[INSTRUCTIONS TO FOLLOW]: In the copy, include every entry exactly but none of the images.

Recorded data:
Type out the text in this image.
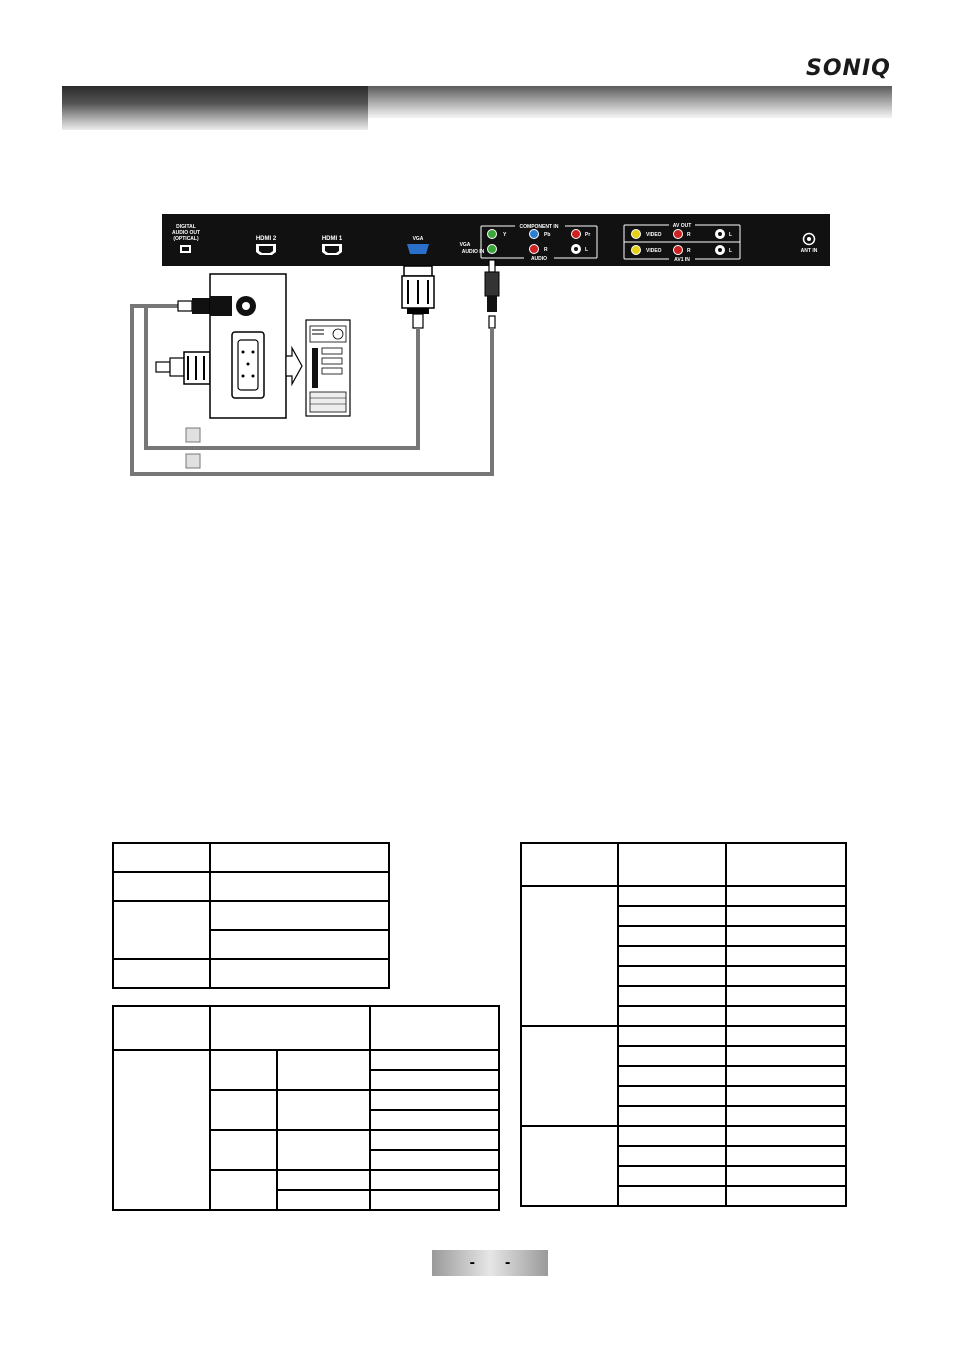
SONIQ
DIGITAL
AUDIO OUT
(OPTICAL)	HDMI 2	HDMI 1	VGA
VGA
AUDIO IN
COMPONENT IN
Y	Pb	Pr
R	L
AUDIO
AV OUT
VIDEO	R	L
VIDEO	R	L
AV1 IN
ANT IN

- -
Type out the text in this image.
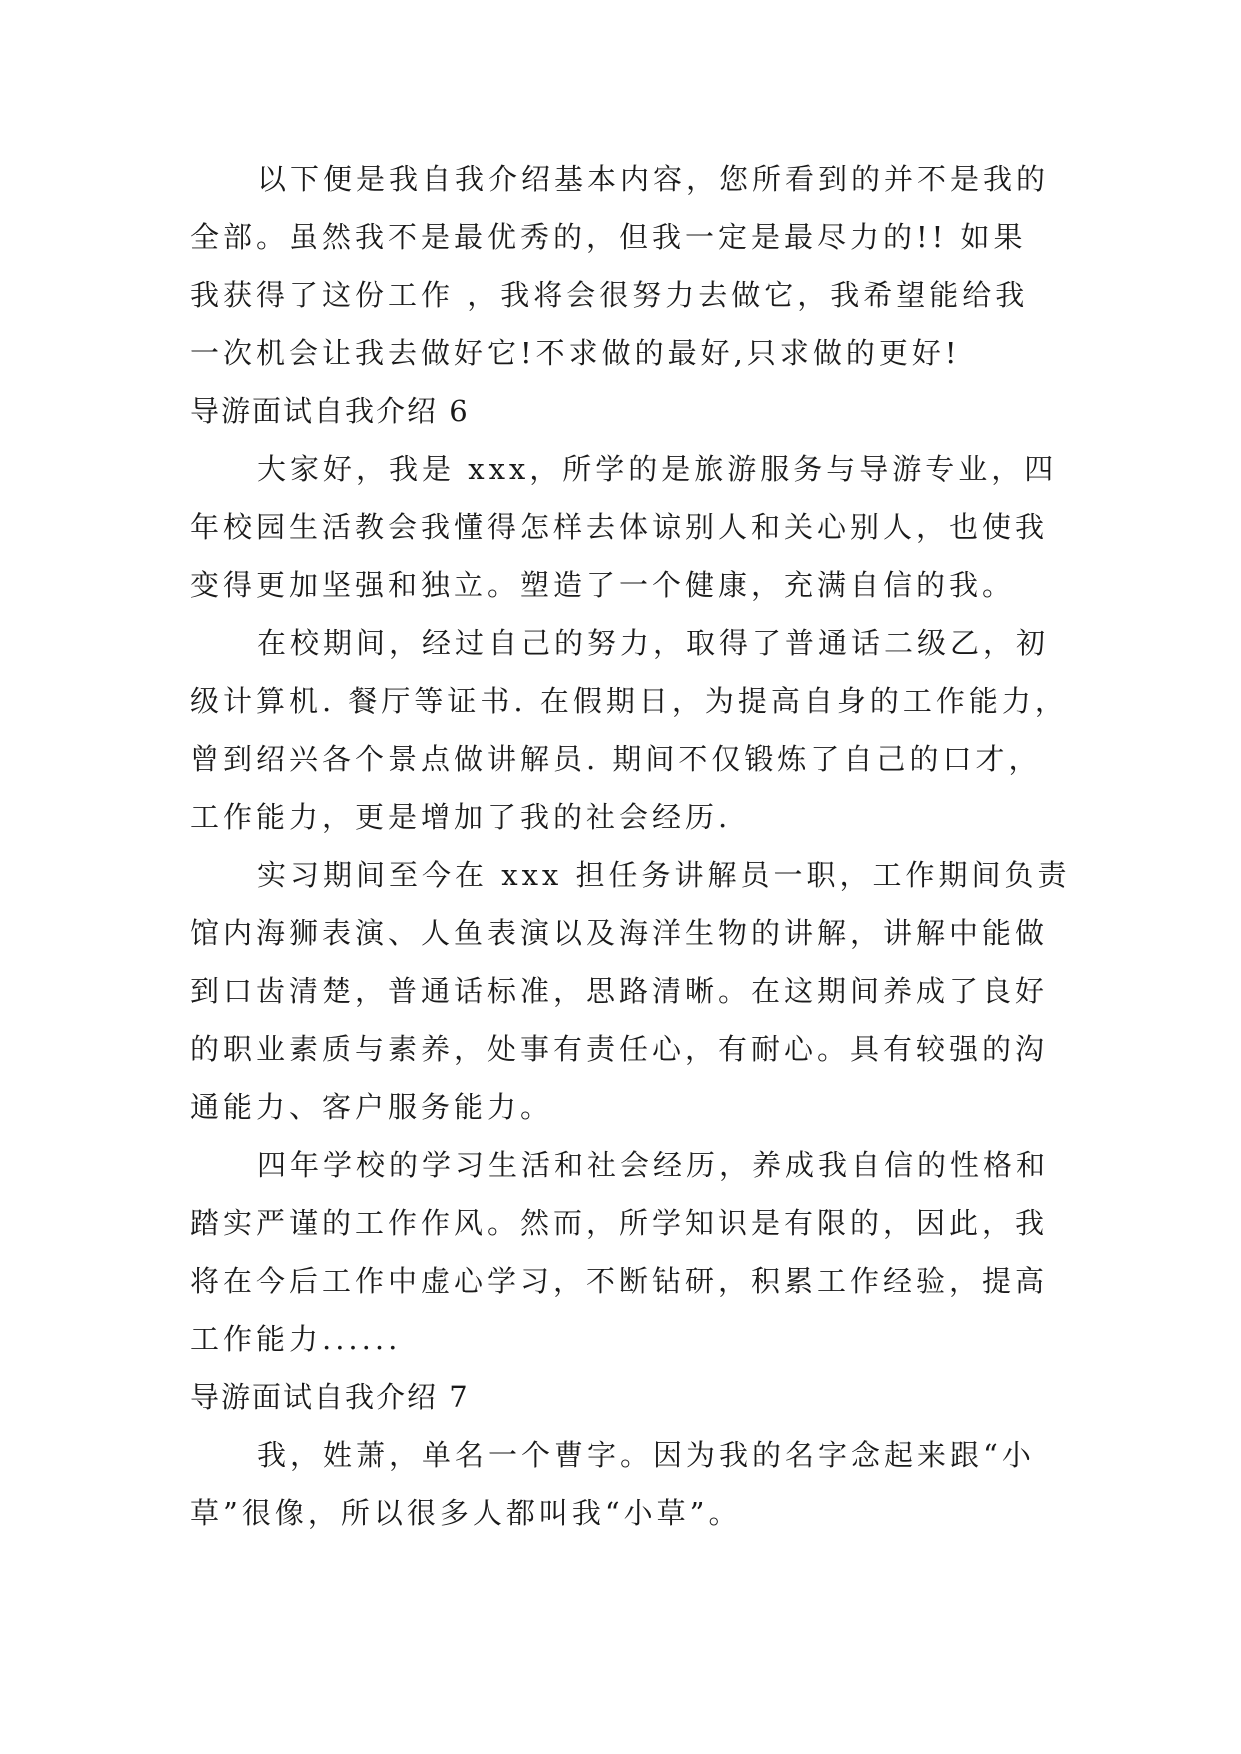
以下便是我自我介绍基本内容，您所看到的并不是我的
全部。虽然我不是最优秀的，但我一定是最尽力的!! 如果
我获得了这份工作 ，我将会很努力去做它，我希望能给我
一次机会让我去做好它!不求做的最好,只求做的更好!
导游面试自我介绍 6
大家好，我是 xxx，所学的是旅游服务与导游专业，四
年校园生活教会我懂得怎样去体谅别人和关心别人，也使我
变得更加坚强和独立。塑造了一个健康，充满自信的我。
在校期间，经过自己的努力，取得了普通话二级乙，初
级计算机. 餐厅等证书. 在假期日，为提高自身的工作能力，
曾到绍兴各个景点做讲解员. 期间不仅锻炼了自己的口才，
工作能力，更是增加了我的社会经历.
实习期间至今在 xxx 担任务讲解员一职，工作期间负责
馆内海狮表演、人鱼表演以及海洋生物的讲解，讲解中能做
到口齿清楚，普通话标准，思路清晰。在这期间养成了良好
的职业素质与素养，处事有责任心，有耐心。具有较强的沟
通能力、客户服务能力。
四年学校的学习生活和社会经历，养成我自信的性格和
踏实严谨的工作作风。然而，所学知识是有限的，因此，我
将在今后工作中虚心学习，不断钻研，积累工作经验，提高
工作能力......
导游面试自我介绍 7
我，姓萧，单名一个曹字。因为我的名字念起来跟“小
草”很像，所以很多人都叫我“小草”。
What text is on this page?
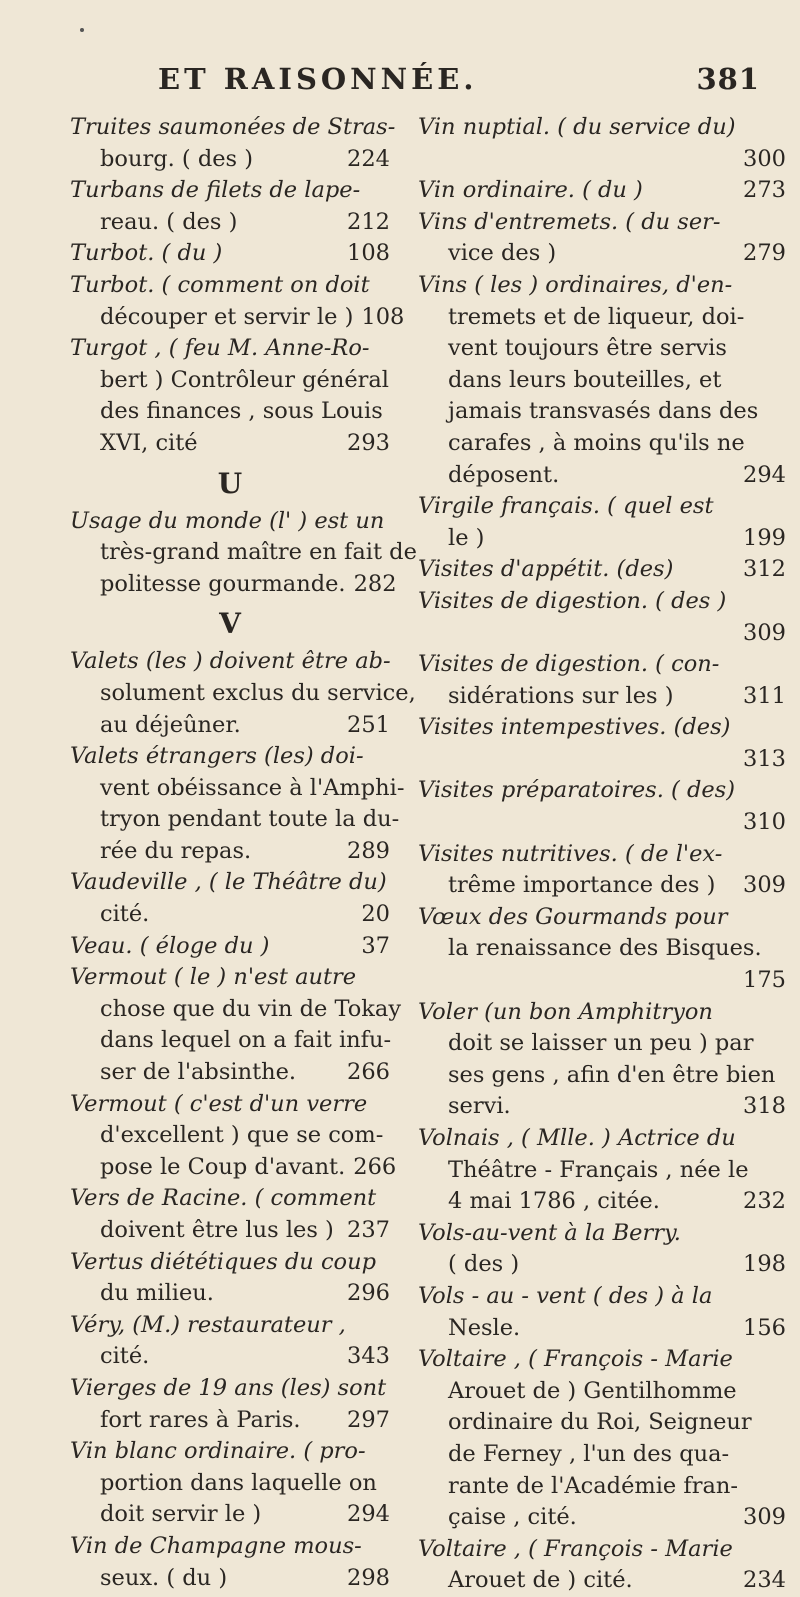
ET RAISONNÉE.	381
Truites saumonées de Stras-
bourg. ( des )	224
Turbans de filets de lape-
reau. ( des )	212
Turbot. ( du )	108
Turbot. ( comment on doit
découper et servir le ) 108
Turgot , ( feu M. Anne-Ro-
bert ) Contrôleur général
des finances , sous Louis
XVI, cité	293
U
Usage du monde (l' ) est un
très-grand maître en fait de
politesse gourmande. 282
V
Valets (les ) doivent être ab-
solument exclus du service,
au déjeûner.	251
Valets étrangers (les) doi-
vent obéissance à l'Amphi-
tryon pendant toute la du-
rée du repas.	289
Vaudeville , ( le Théâtre du)
cité.	20
Veau. ( éloge du )	37
Vermout ( le ) n'est autre
chose que du vin de Tokay
dans lequel on a fait infu-
ser de l'absinthe.	266
Vermout ( c'est d'un verre
d'excellent ) que se com-
pose le Coup d'avant. 266
Vers de Racine. ( comment
doivent être lus les ) 237
Vertus diététiques du coup
du milieu.	296
Véry, (M.) restaurateur ,
cité.	343
Vierges de 19 ans (les) sont
fort rares à Paris.	297
Vin blanc ordinaire. ( pro-
portion dans laquelle on
doit servir le )	294
Vin de Champagne mous-
seux. ( du )	298
Vin nuptial. ( du service du)
300
Vin ordinaire. ( du )	273
Vins d'entremets. ( du ser-
vice des )	279
Vins ( les ) ordinaires, d'en-
tremets et de liqueur, doi-
vent toujours être servis
dans leurs bouteilles, et
jamais transvasés dans des
carafes , à moins qu'ils ne
déposent.	294
Virgile français. ( quel est
le )	199
Visites d'appétit. (des)	312
Visites de digestion. ( des )
309
Visites de digestion. ( con-
sidérations sur les )	311
Visites intempestives. (des)
313
Visites préparatoires. ( des)
310
Visites nutritives. ( de l'ex-
trême importance des )	309
Vœux des Gourmands pour
la renaissance des Bisques.
175
Voler (un bon Amphitryon
doit se laisser un peu ) par
ses gens , afin d'en être bien
servi.	318
Volnais , ( Mlle. ) Actrice du
Théâtre - Français , née le
4 mai 1786 , citée.	232
Vols-au-vent à la Berry.
( des )	198
Vols - au - vent ( des ) à la
Nesle.	156
Voltaire , ( François - Marie
Arouet de ) Gentilhomme
ordinaire du Roi, Seigneur
de Ferney , l'un des qua-
rante de l'Académie fran-
çaise , cité.	309
Voltaire , ( François - Marie
Arouet de ) cité.	234
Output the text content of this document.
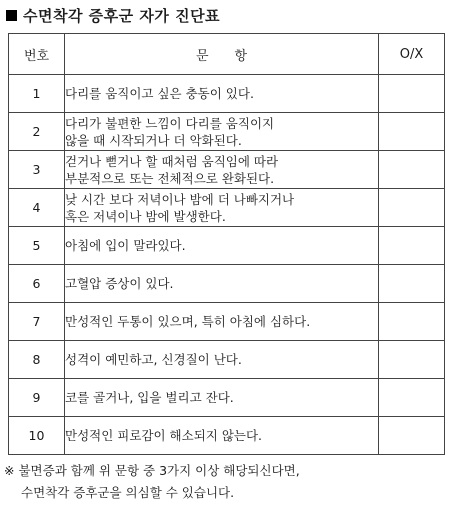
수면착각 증후군 자가 진단표
번호	문항	O/X
1	다리를 움직이고 싶은 충동이 있다.	

2	다리가 불편한 느낌이 다리를 움직이지
않을 때 시작되거나 더 악화된다.	

3	걷거나 뻗거나 할 때처럼 움직임에 따라
부분적으로 또는 전체적으로 완화된다.	

4	낮 시간 보다 저녁이나 밤에 더 나빠지거나
혹은 저녁이나 밤에 발생한다.	

5	아침에 입이 말라있다.	

6	고혈압 증상이 있다.	

7	만성적인 두통이 있으며, 특히 아침에 심하다.	

8	성격이 예민하고, 신경질이 난다.	

9	코를 골거나, 입을 벌리고 잔다.	

10	만성적인 피로감이 해소되지 않는다.	

※ 불면증과 함께 위 문항 중 3가지 이상 해당되신다면,
수면착각 증후군을 의심할 수 있습니다.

[RESPONSE]:
Type out the text in this image.
SONIQ
DIGITAL
AUDIO OUT
(OPTICAL)	HDMI 2	HDMI 1	VGA
VGA
AUDIO IN
COMPONENT IN
Y	Pb	Pr
R	L
AUDIO
AV OUT
VIDEO	R	L
VIDEO	R	L
AV1 IN
ANT IN

- -
Type out the text in this image.
以下便是我自我介绍基本内容，您所看到的并不是我的
全部。虽然我不是最优秀的，但我一定是最尽力的!! 如果
我获得了这份工作 ，我将会很努力去做它，我希望能给我
一次机会让我去做好它!不求做的最好,只求做的更好!
导游面试自我介绍 6
大家好，我是 xxx，所学的是旅游服务与导游专业，四
年校园生活教会我懂得怎样去体谅别人和关心别人，也使我
变得更加坚强和独立。塑造了一个健康，充满自信的我。
在校期间，经过自己的努力，取得了普通话二级乙，初
级计算机. 餐厅等证书. 在假期日，为提高自身的工作能力，
曾到绍兴各个景点做讲解员. 期间不仅锻炼了自己的口才，
工作能力，更是增加了我的社会经历.
实习期间至今在 xxx 担任务讲解员一职，工作期间负责
馆内海狮表演、人鱼表演以及海洋生物的讲解，讲解中能做
到口齿清楚，普通话标准，思路清晰。在这期间养成了良好
的职业素质与素养，处事有责任心，有耐心。具有较强的沟
通能力、客户服务能力。
四年学校的学习生活和社会经历，养成我自信的性格和
踏实严谨的工作作风。然而，所学知识是有限的，因此，我
将在今后工作中虚心学习，不断钻研，积累工作经验，提高
工作能力......
导游面试自我介绍 7
我，姓萧，单名一个曹字。因为我的名字念起来跟“小
草”很像，所以很多人都叫我“小草”。
What text is on this page?
ET RAISONNÉE.	381
Truites saumonées de Stras-
bourg. ( des )	224
Turbans de filets de lape-
reau. ( des )	212
Turbot. ( du )	108
Turbot. ( comment on doit
découper et servir le ) 108
Turgot , ( feu M. Anne-Ro-
bert ) Contrôleur général
des finances , sous Louis
XVI, cité	293
U
Usage du monde (l' ) est un
très-grand maître en fait de
politesse gourmande. 282
V
Valets (les ) doivent être ab-
solument exclus du service,
au déjeûner.	251
Valets étrangers (les) doi-
vent obéissance à l'Amphi-
tryon pendant toute la du-
rée du repas.	289
Vaudeville , ( le Théâtre du)
cité.	20
Veau. ( éloge du )	37
Vermout ( le ) n'est autre
chose que du vin de Tokay
dans lequel on a fait infu-
ser de l'absinthe.	266
Vermout ( c'est d'un verre
d'excellent ) que se com-
pose le Coup d'avant. 266
Vers de Racine. ( comment
doivent être lus les ) 237
Vertus diététiques du coup
du milieu.	296
Véry, (M.) restaurateur ,
cité.	343
Vierges de 19 ans (les) sont
fort rares à Paris.	297
Vin blanc ordinaire. ( pro-
portion dans laquelle on
doit servir le )	294
Vin de Champagne mous-
seux. ( du )	298
Vin nuptial. ( du service du)
300
Vin ordinaire. ( du )	273
Vins d'entremets. ( du ser-
vice des )	279
Vins ( les ) ordinaires, d'en-
tremets et de liqueur, doi-
vent toujours être servis
dans leurs bouteilles, et
jamais transvasés dans des
carafes , à moins qu'ils ne
déposent.	294
Virgile français. ( quel est
le )	199
Visites d'appétit. (des)	312
Visites de digestion. ( des )
309
Visites de digestion. ( con-
sidérations sur les )	311
Visites intempestives. (des)
313
Visites préparatoires. ( des)
310
Visites nutritives. ( de l'ex-
trême importance des )	309
Vœux des Gourmands pour
la renaissance des Bisques.
175
Voler (un bon Amphitryon
doit se laisser un peu ) par
ses gens , afin d'en être bien
servi.	318
Volnais , ( Mlle. ) Actrice du
Théâtre - Français , née le
4 mai 1786 , citée.	232
Vols-au-vent à la Berry.
( des )	198
Vols - au - vent ( des ) à la
Nesle.	156
Voltaire , ( François - Marie
Arouet de ) Gentilhomme
ordinaire du Roi, Seigneur
de Ferney , l'un des qua-
rante de l'Académie fran-
çaise , cité.	309
Voltaire , ( François - Marie
Arouet de ) cité.	234
Output the text content of this document.
수면착각 증후군 자가 진단표
번호	문항	O/X
1	다리를 움직이고 싶은 충동이 있다.	

2	다리가 불편한 느낌이 다리를 움직이지
않을 때 시작되거나 더 악화된다.	

3	걷거나 뻗거나 할 때처럼 움직임에 따라
부분적으로 또는 전체적으로 완화된다.	

4	낮 시간 보다 저녁이나 밤에 더 나빠지거나
혹은 저녁이나 밤에 발생한다.	

5	아침에 입이 말라있다.	

6	고혈압 증상이 있다.	

7	만성적인 두통이 있으며, 특히 아침에 심하다.	

8	성격이 예민하고, 신경질이 난다.	

9	코를 골거나, 입을 벌리고 잔다.	

10	만성적인 피로감이 해소되지 않는다.	

※ 불면증과 함께 위 문항 중 3가지 이상 해당되신다면,
수면착각 증후군을 의심할 수 있습니다.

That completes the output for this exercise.